EXERCISE DESCRIPTION
Restate the complete material exactly.

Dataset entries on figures
══════════

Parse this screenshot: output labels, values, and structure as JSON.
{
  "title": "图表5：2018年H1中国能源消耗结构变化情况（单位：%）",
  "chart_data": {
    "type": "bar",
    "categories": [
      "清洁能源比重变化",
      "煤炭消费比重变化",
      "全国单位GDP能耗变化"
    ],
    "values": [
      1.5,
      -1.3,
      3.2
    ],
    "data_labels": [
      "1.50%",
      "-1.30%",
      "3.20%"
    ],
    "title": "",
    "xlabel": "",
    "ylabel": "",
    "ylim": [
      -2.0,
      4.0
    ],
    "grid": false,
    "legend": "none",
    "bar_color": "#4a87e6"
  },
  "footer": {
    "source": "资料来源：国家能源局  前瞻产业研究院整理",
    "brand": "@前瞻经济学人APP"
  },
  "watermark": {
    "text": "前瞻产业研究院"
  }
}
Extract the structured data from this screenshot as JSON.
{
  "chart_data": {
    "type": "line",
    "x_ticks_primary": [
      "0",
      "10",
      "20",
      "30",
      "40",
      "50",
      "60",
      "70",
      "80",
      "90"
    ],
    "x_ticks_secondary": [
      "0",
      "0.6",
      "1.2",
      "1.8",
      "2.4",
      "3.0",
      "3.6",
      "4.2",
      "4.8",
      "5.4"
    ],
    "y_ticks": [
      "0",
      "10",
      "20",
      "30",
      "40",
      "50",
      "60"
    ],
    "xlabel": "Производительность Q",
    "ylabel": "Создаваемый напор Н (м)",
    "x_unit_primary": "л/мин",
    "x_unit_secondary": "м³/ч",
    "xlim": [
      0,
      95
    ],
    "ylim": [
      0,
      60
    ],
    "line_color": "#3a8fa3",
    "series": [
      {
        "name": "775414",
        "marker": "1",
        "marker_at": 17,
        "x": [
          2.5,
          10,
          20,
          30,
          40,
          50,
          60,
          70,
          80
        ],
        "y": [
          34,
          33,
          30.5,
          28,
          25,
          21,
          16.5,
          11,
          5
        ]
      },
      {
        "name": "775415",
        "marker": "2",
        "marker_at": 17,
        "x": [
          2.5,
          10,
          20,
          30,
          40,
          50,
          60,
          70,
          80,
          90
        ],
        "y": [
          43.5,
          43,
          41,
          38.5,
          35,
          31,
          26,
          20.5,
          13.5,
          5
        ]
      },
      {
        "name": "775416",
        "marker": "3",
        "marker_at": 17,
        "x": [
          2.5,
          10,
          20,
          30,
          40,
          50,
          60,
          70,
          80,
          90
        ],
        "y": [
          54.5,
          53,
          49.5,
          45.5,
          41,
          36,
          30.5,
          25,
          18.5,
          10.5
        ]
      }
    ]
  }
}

══════════

WRITTEN REPLY
Parse this screenshot: output labels, values, and structure as JSON.
{
  "title": "图表5：2018年H1中国能源消耗结构变化情况（单位：%）",
  "chart_data": {
    "type": "bar",
    "categories": [
      "清洁能源比重变化",
      "煤炭消费比重变化",
      "全国单位GDP能耗变化"
    ],
    "values": [
      1.5,
      -1.3,
      3.2
    ],
    "data_labels": [
      "1.50%",
      "-1.30%",
      "3.20%"
    ],
    "title": "",
    "xlabel": "",
    "ylabel": "",
    "ylim": [
      -2.0,
      4.0
    ],
    "grid": false,
    "legend": "none",
    "bar_color": "#4a87e6"
  },
  "footer": {
    "source": "资料来源：国家能源局  前瞻产业研究院整理",
    "brand": "@前瞻经济学人APP"
  },
  "watermark": {
    "text": "前瞻产业研究院"
  }
}
Extract the structured data from this screenshot as JSON.
{
  "chart_data": {
    "type": "line",
    "x_ticks_primary": [
      "0",
      "10",
      "20",
      "30",
      "40",
      "50",
      "60",
      "70",
      "80",
      "90"
    ],
    "x_ticks_secondary": [
      "0",
      "0.6",
      "1.2",
      "1.8",
      "2.4",
      "3.0",
      "3.6",
      "4.2",
      "4.8",
      "5.4"
    ],
    "y_ticks": [
      "0",
      "10",
      "20",
      "30",
      "40",
      "50",
      "60"
    ],
    "xlabel": "Производительность Q",
    "ylabel": "Создаваемый напор Н (м)",
    "x_unit_primary": "л/мин",
    "x_unit_secondary": "м³/ч",
    "xlim": [
      0,
      95
    ],
    "ylim": [
      0,
      60
    ],
    "line_color": "#3a8fa3",
    "series": [
      {
        "name": "775414",
        "marker": "1",
        "marker_at": 17,
        "x": [
          2.5,
          10,
          20,
          30,
          40,
          50,
          60,
          70,
          80
        ],
        "y": [
          34,
          33,
          30.5,
          28,
          25,
          21,
          16.5,
          11,
          5
        ]
      },
      {
        "name": "775415",
        "marker": "2",
        "marker_at": 17,
        "x": [
          2.5,
          10,
          20,
          30,
          40,
          50,
          60,
          70,
          80,
          90
        ],
        "y": [
          43.5,
          43,
          41,
          38.5,
          35,
          31,
          26,
          20.5,
          13.5,
          5
        ]
      },
      {
        "name": "775416",
        "marker": "3",
        "marker_at": 17,
        "x": [
          2.5,
          10,
          20,
          30,
          40,
          50,
          60,
          70,
          80,
          90
        ],
        "y": [
          54.5,
          53,
          49.5,
          45.5,
          41,
          36,
          30.5,
          25,
          18.5,
          10.5
        ]
      }
    ]
  }
}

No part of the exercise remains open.